What the task requires
Give every entry again, word for word and in full.

Information supplied

**********

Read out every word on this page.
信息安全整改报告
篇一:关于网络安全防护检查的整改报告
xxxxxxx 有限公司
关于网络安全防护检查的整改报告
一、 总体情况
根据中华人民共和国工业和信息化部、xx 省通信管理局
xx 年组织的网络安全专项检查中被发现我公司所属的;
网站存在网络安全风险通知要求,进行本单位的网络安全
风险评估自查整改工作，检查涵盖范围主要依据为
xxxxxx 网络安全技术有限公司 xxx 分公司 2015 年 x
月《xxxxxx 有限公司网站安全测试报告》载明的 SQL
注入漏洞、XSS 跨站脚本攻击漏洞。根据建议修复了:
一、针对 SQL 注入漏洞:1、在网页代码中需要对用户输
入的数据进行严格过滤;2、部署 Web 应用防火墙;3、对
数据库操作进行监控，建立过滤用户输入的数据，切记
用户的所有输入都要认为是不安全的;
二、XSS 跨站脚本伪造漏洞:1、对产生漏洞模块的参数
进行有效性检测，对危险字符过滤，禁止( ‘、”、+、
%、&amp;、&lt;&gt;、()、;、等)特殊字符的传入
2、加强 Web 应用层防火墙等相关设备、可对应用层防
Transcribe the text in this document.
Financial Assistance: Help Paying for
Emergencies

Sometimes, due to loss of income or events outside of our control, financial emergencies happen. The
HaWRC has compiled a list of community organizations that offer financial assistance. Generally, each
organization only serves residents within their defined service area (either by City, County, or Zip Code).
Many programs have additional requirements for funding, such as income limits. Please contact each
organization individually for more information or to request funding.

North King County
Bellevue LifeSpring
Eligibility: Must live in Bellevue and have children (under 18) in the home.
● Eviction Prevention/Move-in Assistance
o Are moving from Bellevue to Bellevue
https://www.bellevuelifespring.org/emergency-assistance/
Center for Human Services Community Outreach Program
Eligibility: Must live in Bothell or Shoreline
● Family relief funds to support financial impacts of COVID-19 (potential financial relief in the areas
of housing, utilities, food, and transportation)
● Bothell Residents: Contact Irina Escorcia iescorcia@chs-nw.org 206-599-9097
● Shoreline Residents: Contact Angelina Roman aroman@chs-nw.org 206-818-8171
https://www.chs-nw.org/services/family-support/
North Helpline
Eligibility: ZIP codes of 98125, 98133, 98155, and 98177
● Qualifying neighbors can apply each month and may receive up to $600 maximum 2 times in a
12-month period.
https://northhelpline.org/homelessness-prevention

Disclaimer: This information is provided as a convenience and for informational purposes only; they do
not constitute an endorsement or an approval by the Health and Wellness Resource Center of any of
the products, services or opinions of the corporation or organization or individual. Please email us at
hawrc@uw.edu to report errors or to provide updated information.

**********

Exercise solution
Read out every word on this page.
信息安全整改报告
篇一:关于网络安全防护检查的整改报告
xxxxxxx 有限公司
关于网络安全防护检查的整改报告
一、 总体情况
根据中华人民共和国工业和信息化部、xx 省通信管理局
xx 年组织的网络安全专项检查中被发现我公司所属的;
网站存在网络安全风险通知要求,进行本单位的网络安全
风险评估自查整改工作，检查涵盖范围主要依据为
xxxxxx 网络安全技术有限公司 xxx 分公司 2015 年 x
月《xxxxxx 有限公司网站安全测试报告》载明的 SQL
注入漏洞、XSS 跨站脚本攻击漏洞。根据建议修复了:
一、针对 SQL 注入漏洞:1、在网页代码中需要对用户输
入的数据进行严格过滤;2、部署 Web 应用防火墙;3、对
数据库操作进行监控，建立过滤用户输入的数据，切记
用户的所有输入都要认为是不安全的;
二、XSS 跨站脚本伪造漏洞:1、对产生漏洞模块的参数
进行有效性检测，对危险字符过滤，禁止( ‘、”、+、
%、&amp;、&lt;&gt;、()、;、等)特殊字符的传入
2、加强 Web 应用层防火墙等相关设备、可对应用层防
Transcribe the text in this document.
Financial Assistance: Help Paying for
Emergencies

Sometimes, due to loss of income or events outside of our control, financial emergencies happen. The
HaWRC has compiled a list of community organizations that offer financial assistance. Generally, each
organization only serves residents within their defined service area (either by City, County, or Zip Code).
Many programs have additional requirements for funding, such as income limits. Please contact each
organization individually for more information or to request funding.

North King County
Bellevue LifeSpring
Eligibility: Must live in Bellevue and have children (under 18) in the home.
● Eviction Prevention/Move-in Assistance
o Are moving from Bellevue to Bellevue
https://www.bellevuelifespring.org/emergency-assistance/
Center for Human Services Community Outreach Program
Eligibility: Must live in Bothell or Shoreline
● Family relief funds to support financial impacts of COVID-19 (potential financial relief in the areas
of housing, utilities, food, and transportation)
● Bothell Residents: Contact Irina Escorcia iescorcia@chs-nw.org 206-599-9097
● Shoreline Residents: Contact Angelina Roman aroman@chs-nw.org 206-818-8171
https://www.chs-nw.org/services/family-support/
North Helpline
Eligibility: ZIP codes of 98125, 98133, 98155, and 98177
● Qualifying neighbors can apply each month and may receive up to $600 maximum 2 times in a
12-month period.
https://northhelpline.org/homelessness-prevention

Disclaimer: This information is provided as a convenience and for informational purposes only; they do
not constitute an endorsement or an approval by the Health and Wellness Resource Center of any of
the products, services or opinions of the corporation or organization or individual. Please email us at
hawrc@uw.edu to report errors or to provide updated information.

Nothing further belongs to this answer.